### Directive
Copy the lines that follow, keeping every character the same.

### Dataset records

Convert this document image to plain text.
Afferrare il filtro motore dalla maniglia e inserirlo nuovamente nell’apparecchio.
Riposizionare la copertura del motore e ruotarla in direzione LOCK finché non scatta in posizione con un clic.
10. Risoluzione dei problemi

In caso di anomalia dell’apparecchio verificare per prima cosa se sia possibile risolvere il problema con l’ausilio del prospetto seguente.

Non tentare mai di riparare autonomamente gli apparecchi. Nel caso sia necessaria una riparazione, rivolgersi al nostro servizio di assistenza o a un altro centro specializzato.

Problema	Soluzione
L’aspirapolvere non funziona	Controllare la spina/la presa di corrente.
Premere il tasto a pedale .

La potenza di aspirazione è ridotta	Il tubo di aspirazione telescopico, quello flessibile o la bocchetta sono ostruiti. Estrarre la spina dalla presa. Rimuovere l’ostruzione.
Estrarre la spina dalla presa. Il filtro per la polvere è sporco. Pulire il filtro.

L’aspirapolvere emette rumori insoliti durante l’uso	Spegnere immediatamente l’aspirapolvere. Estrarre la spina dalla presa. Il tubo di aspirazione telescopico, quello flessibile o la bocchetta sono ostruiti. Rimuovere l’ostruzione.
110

### Exercise result
Convert this document image to plain text.
Afferrare il filtro motore dalla maniglia e inserirlo nuovamente nell’apparecchio.
Riposizionare la copertura del motore e ruotarla in direzione LOCK finché non scatta in posizione con un clic.
10. Risoluzione dei problemi

In caso di anomalia dell’apparecchio verificare per prima cosa se sia possibile risolvere il problema con l’ausilio del prospetto seguente.

Non tentare mai di riparare autonomamente gli apparecchi. Nel caso sia necessaria una riparazione, rivolgersi al nostro servizio di assistenza o a un altro centro specializzato.

Problema	Soluzione
L’aspirapolvere non funziona	Controllare la spina/la presa di corrente.
Premere il tasto a pedale .

La potenza di aspirazione è ridotta	Il tubo di aspirazione telescopico, quello flessibile o la bocchetta sono ostruiti. Estrarre la spina dalla presa. Rimuovere l’ostruzione.
Estrarre la spina dalla presa. Il filtro per la polvere è sporco. Pulire il filtro.

L’aspirapolvere emette rumori insoliti durante l’uso	Spegnere immediatamente l’aspirapolvere. Estrarre la spina dalla presa. Il tubo di aspirazione telescopico, quello flessibile o la bocchetta sono ostruiti. Rimuovere l’ostruzione.
110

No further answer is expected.